▶ Brief
Copy the data exactly; pictures stay out of the copy.
================
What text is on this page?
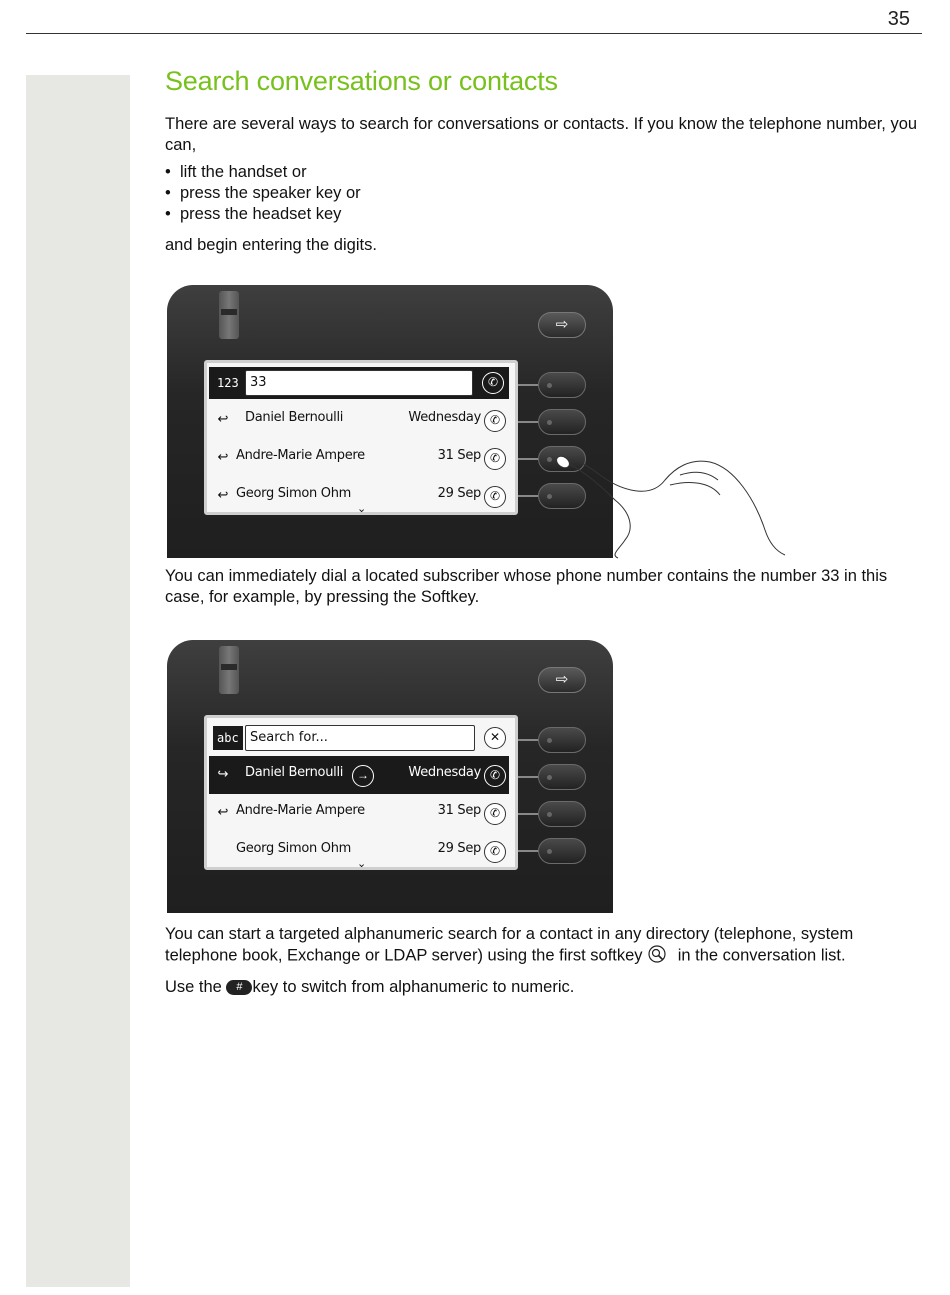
35
Search conversations or contacts

There are several ways to search for conversations or contacts. If you know the telephone number, you can,

• lift the handset or
• press the speaker key or
• press the headset key

and begin entering the digits.

⇨
123 33	✆
↩ Daniel Bernoulli	Wednesday ✆
↩ Andre-Marie Ampere	31 Sep ✆
↩ Georg Simon Ohm	29 Sep ✆
⌄

You can immediately dial a located subscriber whose phone number contains the number 33 in this case, for example, by pressing the Softkey.

⇨
abc Search for...	✕
↪ Daniel Bernoulli	→	Wednesday ✆
↩ Andre-Marie Ampere	31 Sep ✆
Georg Simon Ohm	29 Sep ✆
⌄

You can start a targeted alphanumeric search for a contact in any directory (telephone, system telephone book, Exchange or LDAP server) using the first softkey in the conversation list.

Use the # key to switch from alphanumeric to numeric.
================
▶ Task response
What text is on this page?
35
Search conversations or contacts

There are several ways to search for conversations or contacts. If you know the telephone number, you can,

• lift the handset or
• press the speaker key or
• press the headset key

and begin entering the digits.

⇨
123 33	✆
↩ Daniel Bernoulli	Wednesday ✆
↩ Andre-Marie Ampere	31 Sep ✆
↩ Georg Simon Ohm	29 Sep ✆
⌄

You can immediately dial a located subscriber whose phone number contains the number 33 in this case, for example, by pressing the Softkey.

⇨
abc Search for...	✕
↪ Daniel Bernoulli	→	Wednesday ✆
↩ Andre-Marie Ampere	31 Sep ✆
Georg Simon Ohm	29 Sep ✆
⌄

You can start a targeted alphanumeric search for a contact in any directory (telephone, system telephone book, Exchange or LDAP server) using the first softkey in the conversation list.

Use the # key to switch from alphanumeric to numeric.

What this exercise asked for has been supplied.